> **Goal**
Where the data below has the string "photocell", return the whole line.

> **Material to process**
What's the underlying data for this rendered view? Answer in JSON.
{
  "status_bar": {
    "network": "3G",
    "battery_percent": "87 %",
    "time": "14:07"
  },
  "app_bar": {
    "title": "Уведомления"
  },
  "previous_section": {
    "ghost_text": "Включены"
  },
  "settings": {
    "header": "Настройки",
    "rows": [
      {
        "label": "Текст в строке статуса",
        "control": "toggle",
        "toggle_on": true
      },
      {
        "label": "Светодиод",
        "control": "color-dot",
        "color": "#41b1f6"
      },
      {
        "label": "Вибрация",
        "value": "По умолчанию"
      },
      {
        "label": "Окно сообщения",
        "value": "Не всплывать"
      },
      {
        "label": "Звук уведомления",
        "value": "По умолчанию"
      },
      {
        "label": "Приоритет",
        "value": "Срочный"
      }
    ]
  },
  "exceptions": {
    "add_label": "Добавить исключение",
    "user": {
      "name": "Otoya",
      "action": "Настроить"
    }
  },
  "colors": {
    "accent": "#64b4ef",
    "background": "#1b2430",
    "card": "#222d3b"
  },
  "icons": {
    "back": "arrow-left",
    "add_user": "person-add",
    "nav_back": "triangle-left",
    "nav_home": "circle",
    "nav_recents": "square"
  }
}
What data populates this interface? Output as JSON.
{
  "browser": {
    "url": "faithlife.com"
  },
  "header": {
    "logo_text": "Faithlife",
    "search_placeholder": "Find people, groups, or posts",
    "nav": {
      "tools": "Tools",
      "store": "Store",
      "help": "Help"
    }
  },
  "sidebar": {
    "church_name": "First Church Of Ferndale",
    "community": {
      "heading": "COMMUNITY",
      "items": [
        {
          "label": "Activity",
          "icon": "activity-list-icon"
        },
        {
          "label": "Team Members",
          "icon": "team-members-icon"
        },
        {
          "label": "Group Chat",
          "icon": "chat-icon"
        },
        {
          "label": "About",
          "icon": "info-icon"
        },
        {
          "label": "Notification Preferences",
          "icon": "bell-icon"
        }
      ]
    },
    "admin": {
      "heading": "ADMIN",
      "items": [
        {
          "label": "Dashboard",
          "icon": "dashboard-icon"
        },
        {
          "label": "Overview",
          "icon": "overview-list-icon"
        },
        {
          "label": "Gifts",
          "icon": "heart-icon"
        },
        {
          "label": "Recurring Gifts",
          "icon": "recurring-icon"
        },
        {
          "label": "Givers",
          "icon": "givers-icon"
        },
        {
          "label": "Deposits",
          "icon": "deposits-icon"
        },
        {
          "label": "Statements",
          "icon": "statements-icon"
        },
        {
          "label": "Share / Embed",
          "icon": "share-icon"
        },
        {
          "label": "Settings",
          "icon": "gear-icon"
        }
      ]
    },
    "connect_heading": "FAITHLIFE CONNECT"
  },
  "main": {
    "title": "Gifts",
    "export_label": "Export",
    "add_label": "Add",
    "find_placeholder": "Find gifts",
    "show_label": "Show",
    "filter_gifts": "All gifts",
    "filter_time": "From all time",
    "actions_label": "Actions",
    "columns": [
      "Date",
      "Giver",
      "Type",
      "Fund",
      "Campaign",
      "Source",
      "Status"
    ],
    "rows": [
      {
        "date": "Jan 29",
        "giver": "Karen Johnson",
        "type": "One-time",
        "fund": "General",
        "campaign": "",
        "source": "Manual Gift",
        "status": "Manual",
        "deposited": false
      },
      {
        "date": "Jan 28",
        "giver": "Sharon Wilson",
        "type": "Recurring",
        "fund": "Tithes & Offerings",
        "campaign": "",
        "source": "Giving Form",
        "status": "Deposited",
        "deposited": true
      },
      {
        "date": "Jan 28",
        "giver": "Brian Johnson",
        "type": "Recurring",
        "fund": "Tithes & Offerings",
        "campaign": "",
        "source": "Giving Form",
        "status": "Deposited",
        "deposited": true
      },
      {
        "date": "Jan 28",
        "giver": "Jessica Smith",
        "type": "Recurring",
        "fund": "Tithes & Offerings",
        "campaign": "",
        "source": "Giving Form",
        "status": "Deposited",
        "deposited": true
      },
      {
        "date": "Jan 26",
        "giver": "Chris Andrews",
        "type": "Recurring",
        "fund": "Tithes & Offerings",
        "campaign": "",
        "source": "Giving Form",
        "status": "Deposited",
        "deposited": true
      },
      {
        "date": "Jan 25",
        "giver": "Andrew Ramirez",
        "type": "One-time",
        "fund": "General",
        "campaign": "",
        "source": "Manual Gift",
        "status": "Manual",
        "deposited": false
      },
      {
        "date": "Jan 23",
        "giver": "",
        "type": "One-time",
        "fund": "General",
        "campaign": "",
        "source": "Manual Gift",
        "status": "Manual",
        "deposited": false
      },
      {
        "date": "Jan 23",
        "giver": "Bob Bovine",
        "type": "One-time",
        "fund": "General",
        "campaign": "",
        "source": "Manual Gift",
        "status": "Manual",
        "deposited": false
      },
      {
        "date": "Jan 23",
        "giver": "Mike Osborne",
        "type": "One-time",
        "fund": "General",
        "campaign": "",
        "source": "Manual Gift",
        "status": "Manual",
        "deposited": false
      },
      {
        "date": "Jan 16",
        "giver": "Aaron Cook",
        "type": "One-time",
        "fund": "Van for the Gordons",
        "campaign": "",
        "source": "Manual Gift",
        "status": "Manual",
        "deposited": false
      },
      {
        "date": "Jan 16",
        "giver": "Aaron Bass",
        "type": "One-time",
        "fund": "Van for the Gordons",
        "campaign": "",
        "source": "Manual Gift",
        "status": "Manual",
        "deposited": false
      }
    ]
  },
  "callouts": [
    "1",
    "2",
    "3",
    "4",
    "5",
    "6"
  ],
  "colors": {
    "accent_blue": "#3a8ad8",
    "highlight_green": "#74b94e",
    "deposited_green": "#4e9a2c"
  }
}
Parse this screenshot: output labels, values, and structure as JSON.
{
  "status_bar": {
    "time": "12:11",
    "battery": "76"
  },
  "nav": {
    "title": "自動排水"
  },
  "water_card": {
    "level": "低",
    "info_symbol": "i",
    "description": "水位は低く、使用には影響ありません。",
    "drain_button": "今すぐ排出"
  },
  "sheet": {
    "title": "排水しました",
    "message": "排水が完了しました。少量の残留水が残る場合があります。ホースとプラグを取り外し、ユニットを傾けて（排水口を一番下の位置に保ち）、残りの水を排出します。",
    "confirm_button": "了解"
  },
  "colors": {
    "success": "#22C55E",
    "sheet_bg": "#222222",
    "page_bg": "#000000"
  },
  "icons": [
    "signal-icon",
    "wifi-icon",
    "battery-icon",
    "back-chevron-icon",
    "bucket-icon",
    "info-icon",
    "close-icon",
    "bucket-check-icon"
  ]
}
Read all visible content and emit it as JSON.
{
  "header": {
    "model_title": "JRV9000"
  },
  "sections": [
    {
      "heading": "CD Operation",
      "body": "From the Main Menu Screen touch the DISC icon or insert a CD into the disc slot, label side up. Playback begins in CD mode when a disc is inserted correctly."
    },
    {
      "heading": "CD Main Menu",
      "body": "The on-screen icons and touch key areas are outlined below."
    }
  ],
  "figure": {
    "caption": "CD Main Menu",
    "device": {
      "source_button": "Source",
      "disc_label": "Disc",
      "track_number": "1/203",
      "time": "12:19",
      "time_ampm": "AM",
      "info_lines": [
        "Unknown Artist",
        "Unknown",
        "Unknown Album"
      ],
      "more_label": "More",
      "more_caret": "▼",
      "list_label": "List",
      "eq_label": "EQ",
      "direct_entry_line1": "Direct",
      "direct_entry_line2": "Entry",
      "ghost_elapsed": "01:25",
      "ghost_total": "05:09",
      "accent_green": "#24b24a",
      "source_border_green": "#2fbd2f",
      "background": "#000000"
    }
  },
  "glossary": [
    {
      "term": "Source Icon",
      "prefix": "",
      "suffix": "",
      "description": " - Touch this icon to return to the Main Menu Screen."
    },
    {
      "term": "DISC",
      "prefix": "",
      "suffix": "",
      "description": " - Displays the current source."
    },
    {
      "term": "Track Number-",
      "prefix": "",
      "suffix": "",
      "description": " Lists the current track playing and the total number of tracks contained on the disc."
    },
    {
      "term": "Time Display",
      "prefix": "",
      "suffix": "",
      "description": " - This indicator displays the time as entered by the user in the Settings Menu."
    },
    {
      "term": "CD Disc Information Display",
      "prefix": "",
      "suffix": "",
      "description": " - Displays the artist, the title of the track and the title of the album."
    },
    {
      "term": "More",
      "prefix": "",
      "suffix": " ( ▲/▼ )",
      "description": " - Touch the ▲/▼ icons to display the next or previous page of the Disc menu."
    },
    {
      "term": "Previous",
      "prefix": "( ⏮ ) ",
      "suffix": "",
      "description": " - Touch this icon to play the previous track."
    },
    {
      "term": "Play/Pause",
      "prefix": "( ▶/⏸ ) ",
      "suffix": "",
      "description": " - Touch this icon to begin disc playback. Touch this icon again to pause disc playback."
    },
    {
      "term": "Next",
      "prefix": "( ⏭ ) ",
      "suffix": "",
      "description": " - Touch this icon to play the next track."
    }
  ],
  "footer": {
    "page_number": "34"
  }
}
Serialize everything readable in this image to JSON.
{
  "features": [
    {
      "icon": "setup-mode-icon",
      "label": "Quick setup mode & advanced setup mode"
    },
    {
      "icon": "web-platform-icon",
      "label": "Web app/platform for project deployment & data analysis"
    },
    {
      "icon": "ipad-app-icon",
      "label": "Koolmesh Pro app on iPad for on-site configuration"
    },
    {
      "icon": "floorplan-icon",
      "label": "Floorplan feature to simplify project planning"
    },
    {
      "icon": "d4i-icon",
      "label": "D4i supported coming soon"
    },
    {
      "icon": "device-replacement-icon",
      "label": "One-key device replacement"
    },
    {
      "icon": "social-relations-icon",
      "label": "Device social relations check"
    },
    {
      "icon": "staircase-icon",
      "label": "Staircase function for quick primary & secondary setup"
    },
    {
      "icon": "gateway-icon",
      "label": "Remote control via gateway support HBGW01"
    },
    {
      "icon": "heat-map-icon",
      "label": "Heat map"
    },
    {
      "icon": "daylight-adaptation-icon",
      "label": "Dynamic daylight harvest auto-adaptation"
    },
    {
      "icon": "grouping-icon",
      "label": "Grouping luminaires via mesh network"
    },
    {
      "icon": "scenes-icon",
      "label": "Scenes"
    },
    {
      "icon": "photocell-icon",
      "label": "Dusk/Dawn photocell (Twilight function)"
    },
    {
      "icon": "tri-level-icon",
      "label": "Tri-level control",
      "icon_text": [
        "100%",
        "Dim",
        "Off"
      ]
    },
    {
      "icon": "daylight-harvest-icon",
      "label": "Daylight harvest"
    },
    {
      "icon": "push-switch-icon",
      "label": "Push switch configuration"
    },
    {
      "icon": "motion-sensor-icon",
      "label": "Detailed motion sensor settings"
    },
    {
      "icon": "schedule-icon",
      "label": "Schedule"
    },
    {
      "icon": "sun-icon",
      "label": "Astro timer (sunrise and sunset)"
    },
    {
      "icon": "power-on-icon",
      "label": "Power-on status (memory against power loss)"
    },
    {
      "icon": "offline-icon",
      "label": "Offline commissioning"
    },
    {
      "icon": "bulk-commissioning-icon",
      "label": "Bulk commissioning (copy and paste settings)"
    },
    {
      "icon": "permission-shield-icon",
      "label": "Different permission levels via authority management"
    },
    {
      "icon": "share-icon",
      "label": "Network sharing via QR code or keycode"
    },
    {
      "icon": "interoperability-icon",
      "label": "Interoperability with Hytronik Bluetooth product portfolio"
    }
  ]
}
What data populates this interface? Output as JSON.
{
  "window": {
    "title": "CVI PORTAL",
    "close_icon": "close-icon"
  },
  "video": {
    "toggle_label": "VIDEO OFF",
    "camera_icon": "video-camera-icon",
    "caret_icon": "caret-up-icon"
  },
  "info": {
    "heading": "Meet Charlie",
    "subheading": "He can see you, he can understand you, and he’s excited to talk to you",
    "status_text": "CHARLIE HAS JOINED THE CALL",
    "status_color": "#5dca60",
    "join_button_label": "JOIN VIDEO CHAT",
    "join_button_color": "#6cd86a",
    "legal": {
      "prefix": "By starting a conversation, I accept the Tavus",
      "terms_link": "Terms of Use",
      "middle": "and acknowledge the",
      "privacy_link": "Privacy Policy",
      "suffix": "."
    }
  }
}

> **Result of this task**
      "icon": "photocell-icon",
      "label": "Dusk/Dawn photocell (Twilight function)"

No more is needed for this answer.